*Dataset records*:
....
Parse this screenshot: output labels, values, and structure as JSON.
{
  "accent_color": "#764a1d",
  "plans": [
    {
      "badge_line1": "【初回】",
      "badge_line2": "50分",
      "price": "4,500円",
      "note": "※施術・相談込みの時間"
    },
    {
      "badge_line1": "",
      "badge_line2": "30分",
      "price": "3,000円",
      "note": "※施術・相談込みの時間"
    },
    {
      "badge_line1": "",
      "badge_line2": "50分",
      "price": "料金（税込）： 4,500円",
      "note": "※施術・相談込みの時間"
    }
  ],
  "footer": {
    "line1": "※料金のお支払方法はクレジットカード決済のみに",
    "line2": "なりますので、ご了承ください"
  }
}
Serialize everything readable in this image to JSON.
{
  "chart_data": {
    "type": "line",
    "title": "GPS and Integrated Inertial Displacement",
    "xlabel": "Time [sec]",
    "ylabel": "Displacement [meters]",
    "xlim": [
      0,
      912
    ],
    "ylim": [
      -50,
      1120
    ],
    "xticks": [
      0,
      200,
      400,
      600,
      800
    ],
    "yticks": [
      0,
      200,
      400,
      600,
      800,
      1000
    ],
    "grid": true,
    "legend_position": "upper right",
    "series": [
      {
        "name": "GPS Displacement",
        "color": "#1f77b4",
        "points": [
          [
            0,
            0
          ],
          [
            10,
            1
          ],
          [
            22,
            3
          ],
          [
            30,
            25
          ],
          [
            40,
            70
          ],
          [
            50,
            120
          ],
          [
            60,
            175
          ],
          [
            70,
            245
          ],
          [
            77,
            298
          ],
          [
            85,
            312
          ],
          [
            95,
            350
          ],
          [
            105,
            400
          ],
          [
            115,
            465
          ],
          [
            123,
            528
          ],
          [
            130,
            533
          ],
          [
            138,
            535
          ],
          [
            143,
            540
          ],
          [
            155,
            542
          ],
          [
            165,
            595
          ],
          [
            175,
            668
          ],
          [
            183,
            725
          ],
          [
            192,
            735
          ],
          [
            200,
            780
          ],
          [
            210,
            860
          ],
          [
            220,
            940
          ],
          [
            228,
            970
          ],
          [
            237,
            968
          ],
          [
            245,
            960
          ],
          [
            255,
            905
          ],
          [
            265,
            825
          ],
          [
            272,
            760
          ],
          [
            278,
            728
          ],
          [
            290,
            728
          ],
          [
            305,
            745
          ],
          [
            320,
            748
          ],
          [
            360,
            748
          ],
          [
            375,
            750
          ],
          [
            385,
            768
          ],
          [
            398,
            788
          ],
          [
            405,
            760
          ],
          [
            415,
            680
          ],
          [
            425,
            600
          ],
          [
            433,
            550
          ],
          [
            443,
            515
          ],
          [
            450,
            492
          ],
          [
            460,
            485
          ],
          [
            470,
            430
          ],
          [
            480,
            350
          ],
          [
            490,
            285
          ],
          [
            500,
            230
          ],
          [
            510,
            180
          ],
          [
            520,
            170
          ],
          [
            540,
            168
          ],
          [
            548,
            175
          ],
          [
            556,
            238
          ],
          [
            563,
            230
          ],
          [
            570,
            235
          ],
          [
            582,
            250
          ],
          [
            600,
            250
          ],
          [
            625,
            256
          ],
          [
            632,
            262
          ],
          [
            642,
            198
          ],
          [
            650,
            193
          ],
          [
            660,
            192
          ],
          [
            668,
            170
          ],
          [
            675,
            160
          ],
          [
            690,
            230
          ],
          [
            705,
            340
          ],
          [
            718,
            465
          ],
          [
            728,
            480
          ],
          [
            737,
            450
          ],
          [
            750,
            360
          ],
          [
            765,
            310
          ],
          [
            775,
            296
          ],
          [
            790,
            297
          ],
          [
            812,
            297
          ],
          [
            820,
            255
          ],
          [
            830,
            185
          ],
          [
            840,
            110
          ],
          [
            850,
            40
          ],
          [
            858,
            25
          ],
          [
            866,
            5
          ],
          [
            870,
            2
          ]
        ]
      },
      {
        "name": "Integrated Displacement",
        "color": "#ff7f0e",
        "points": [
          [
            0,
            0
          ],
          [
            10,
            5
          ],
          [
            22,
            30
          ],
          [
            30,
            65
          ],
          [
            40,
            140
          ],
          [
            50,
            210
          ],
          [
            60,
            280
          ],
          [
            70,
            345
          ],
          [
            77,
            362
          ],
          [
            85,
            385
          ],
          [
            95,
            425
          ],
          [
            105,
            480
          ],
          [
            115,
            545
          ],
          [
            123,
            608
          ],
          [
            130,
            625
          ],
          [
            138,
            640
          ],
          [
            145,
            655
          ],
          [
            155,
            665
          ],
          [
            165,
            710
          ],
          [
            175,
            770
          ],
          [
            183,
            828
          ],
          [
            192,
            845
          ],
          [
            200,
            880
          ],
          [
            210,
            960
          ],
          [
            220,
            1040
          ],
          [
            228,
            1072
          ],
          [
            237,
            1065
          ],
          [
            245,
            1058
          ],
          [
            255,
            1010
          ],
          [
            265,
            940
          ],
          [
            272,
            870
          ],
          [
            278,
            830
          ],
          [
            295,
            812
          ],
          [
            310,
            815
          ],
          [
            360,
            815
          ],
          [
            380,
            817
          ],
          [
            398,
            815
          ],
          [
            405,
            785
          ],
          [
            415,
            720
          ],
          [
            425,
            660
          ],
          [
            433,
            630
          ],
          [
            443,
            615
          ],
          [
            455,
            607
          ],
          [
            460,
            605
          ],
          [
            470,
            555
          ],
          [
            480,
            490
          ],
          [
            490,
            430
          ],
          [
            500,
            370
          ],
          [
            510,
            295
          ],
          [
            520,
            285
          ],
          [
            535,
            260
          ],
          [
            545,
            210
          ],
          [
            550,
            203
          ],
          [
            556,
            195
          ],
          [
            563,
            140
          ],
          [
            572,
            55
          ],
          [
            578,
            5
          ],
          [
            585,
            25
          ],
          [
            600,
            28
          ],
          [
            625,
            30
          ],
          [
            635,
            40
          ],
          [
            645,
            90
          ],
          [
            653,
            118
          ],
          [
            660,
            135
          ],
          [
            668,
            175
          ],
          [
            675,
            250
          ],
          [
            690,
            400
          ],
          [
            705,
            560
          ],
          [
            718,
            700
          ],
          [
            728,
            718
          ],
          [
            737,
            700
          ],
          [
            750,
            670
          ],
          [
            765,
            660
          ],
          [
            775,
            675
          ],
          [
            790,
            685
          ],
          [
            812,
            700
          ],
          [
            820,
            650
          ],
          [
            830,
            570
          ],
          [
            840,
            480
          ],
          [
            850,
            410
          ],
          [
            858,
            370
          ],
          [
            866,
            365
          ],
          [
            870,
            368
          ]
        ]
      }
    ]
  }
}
....
*Given task*:
Extract every record and return it verbatim.

*Task result*:
Parse this screenshot: output labels, values, and structure as JSON.
{
  "accent_color": "#764a1d",
  "plans": [
    {
      "badge_line1": "【初回】",
      "badge_line2": "50分",
      "price": "4,500円",
      "note": "※施術・相談込みの時間"
    },
    {
      "badge_line1": "",
      "badge_line2": "30分",
      "price": "3,000円",
      "note": "※施術・相談込みの時間"
    },
    {
      "badge_line1": "",
      "badge_line2": "50分",
      "price": "料金（税込）： 4,500円",
      "note": "※施術・相談込みの時間"
    }
  ],
  "footer": {
    "line1": "※料金のお支払方法はクレジットカード決済のみに",
    "line2": "なりますので、ご了承ください"
  }
}
Serialize everything readable in this image to JSON.
{
  "chart_data": {
    "type": "line",
    "title": "GPS and Integrated Inertial Displacement",
    "xlabel": "Time [sec]",
    "ylabel": "Displacement [meters]",
    "xlim": [
      0,
      912
    ],
    "ylim": [
      -50,
      1120
    ],
    "xticks": [
      0,
      200,
      400,
      600,
      800
    ],
    "yticks": [
      0,
      200,
      400,
      600,
      800,
      1000
    ],
    "grid": true,
    "legend_position": "upper right",
    "series": [
      {
        "name": "GPS Displacement",
        "color": "#1f77b4",
        "points": [
          [
            0,
            0
          ],
          [
            10,
            1
          ],
          [
            22,
            3
          ],
          [
            30,
            25
          ],
          [
            40,
            70
          ],
          [
            50,
            120
          ],
          [
            60,
            175
          ],
          [
            70,
            245
          ],
          [
            77,
            298
          ],
          [
            85,
            312
          ],
          [
            95,
            350
          ],
          [
            105,
            400
          ],
          [
            115,
            465
          ],
          [
            123,
            528
          ],
          [
            130,
            533
          ],
          [
            138,
            535
          ],
          [
            143,
            540
          ],
          [
            155,
            542
          ],
          [
            165,
            595
          ],
          [
            175,
            668
          ],
          [
            183,
            725
          ],
          [
            192,
            735
          ],
          [
            200,
            780
          ],
          [
            210,
            860
          ],
          [
            220,
            940
          ],
          [
            228,
            970
          ],
          [
            237,
            968
          ],
          [
            245,
            960
          ],
          [
            255,
            905
          ],
          [
            265,
            825
          ],
          [
            272,
            760
          ],
          [
            278,
            728
          ],
          [
            290,
            728
          ],
          [
            305,
            745
          ],
          [
            320,
            748
          ],
          [
            360,
            748
          ],
          [
            375,
            750
          ],
          [
            385,
            768
          ],
          [
            398,
            788
          ],
          [
            405,
            760
          ],
          [
            415,
            680
          ],
          [
            425,
            600
          ],
          [
            433,
            550
          ],
          [
            443,
            515
          ],
          [
            450,
            492
          ],
          [
            460,
            485
          ],
          [
            470,
            430
          ],
          [
            480,
            350
          ],
          [
            490,
            285
          ],
          [
            500,
            230
          ],
          [
            510,
            180
          ],
          [
            520,
            170
          ],
          [
            540,
            168
          ],
          [
            548,
            175
          ],
          [
            556,
            238
          ],
          [
            563,
            230
          ],
          [
            570,
            235
          ],
          [
            582,
            250
          ],
          [
            600,
            250
          ],
          [
            625,
            256
          ],
          [
            632,
            262
          ],
          [
            642,
            198
          ],
          [
            650,
            193
          ],
          [
            660,
            192
          ],
          [
            668,
            170
          ],
          [
            675,
            160
          ],
          [
            690,
            230
          ],
          [
            705,
            340
          ],
          [
            718,
            465
          ],
          [
            728,
            480
          ],
          [
            737,
            450
          ],
          [
            750,
            360
          ],
          [
            765,
            310
          ],
          [
            775,
            296
          ],
          [
            790,
            297
          ],
          [
            812,
            297
          ],
          [
            820,
            255
          ],
          [
            830,
            185
          ],
          [
            840,
            110
          ],
          [
            850,
            40
          ],
          [
            858,
            25
          ],
          [
            866,
            5
          ],
          [
            870,
            2
          ]
        ]
      },
      {
        "name": "Integrated Displacement",
        "color": "#ff7f0e",
        "points": [
          [
            0,
            0
          ],
          [
            10,
            5
          ],
          [
            22,
            30
          ],
          [
            30,
            65
          ],
          [
            40,
            140
          ],
          [
            50,
            210
          ],
          [
            60,
            280
          ],
          [
            70,
            345
          ],
          [
            77,
            362
          ],
          [
            85,
            385
          ],
          [
            95,
            425
          ],
          [
            105,
            480
          ],
          [
            115,
            545
          ],
          [
            123,
            608
          ],
          [
            130,
            625
          ],
          [
            138,
            640
          ],
          [
            145,
            655
          ],
          [
            155,
            665
          ],
          [
            165,
            710
          ],
          [
            175,
            770
          ],
          [
            183,
            828
          ],
          [
            192,
            845
          ],
          [
            200,
            880
          ],
          [
            210,
            960
          ],
          [
            220,
            1040
          ],
          [
            228,
            1072
          ],
          [
            237,
            1065
          ],
          [
            245,
            1058
          ],
          [
            255,
            1010
          ],
          [
            265,
            940
          ],
          [
            272,
            870
          ],
          [
            278,
            830
          ],
          [
            295,
            812
          ],
          [
            310,
            815
          ],
          [
            360,
            815
          ],
          [
            380,
            817
          ],
          [
            398,
            815
          ],
          [
            405,
            785
          ],
          [
            415,
            720
          ],
          [
            425,
            660
          ],
          [
            433,
            630
          ],
          [
            443,
            615
          ],
          [
            455,
            607
          ],
          [
            460,
            605
          ],
          [
            470,
            555
          ],
          [
            480,
            490
          ],
          [
            490,
            430
          ],
          [
            500,
            370
          ],
          [
            510,
            295
          ],
          [
            520,
            285
          ],
          [
            535,
            260
          ],
          [
            545,
            210
          ],
          [
            550,
            203
          ],
          [
            556,
            195
          ],
          [
            563,
            140
          ],
          [
            572,
            55
          ],
          [
            578,
            5
          ],
          [
            585,
            25
          ],
          [
            600,
            28
          ],
          [
            625,
            30
          ],
          [
            635,
            40
          ],
          [
            645,
            90
          ],
          [
            653,
            118
          ],
          [
            660,
            135
          ],
          [
            668,
            175
          ],
          [
            675,
            250
          ],
          [
            690,
            400
          ],
          [
            705,
            560
          ],
          [
            718,
            700
          ],
          [
            728,
            718
          ],
          [
            737,
            700
          ],
          [
            750,
            670
          ],
          [
            765,
            660
          ],
          [
            775,
            675
          ],
          [
            790,
            685
          ],
          [
            812,
            700
          ],
          [
            820,
            650
          ],
          [
            830,
            570
          ],
          [
            840,
            480
          ],
          [
            850,
            410
          ],
          [
            858,
            370
          ],
          [
            866,
            365
          ],
          [
            870,
            368
          ]
        ]
      }
    ]
  }
}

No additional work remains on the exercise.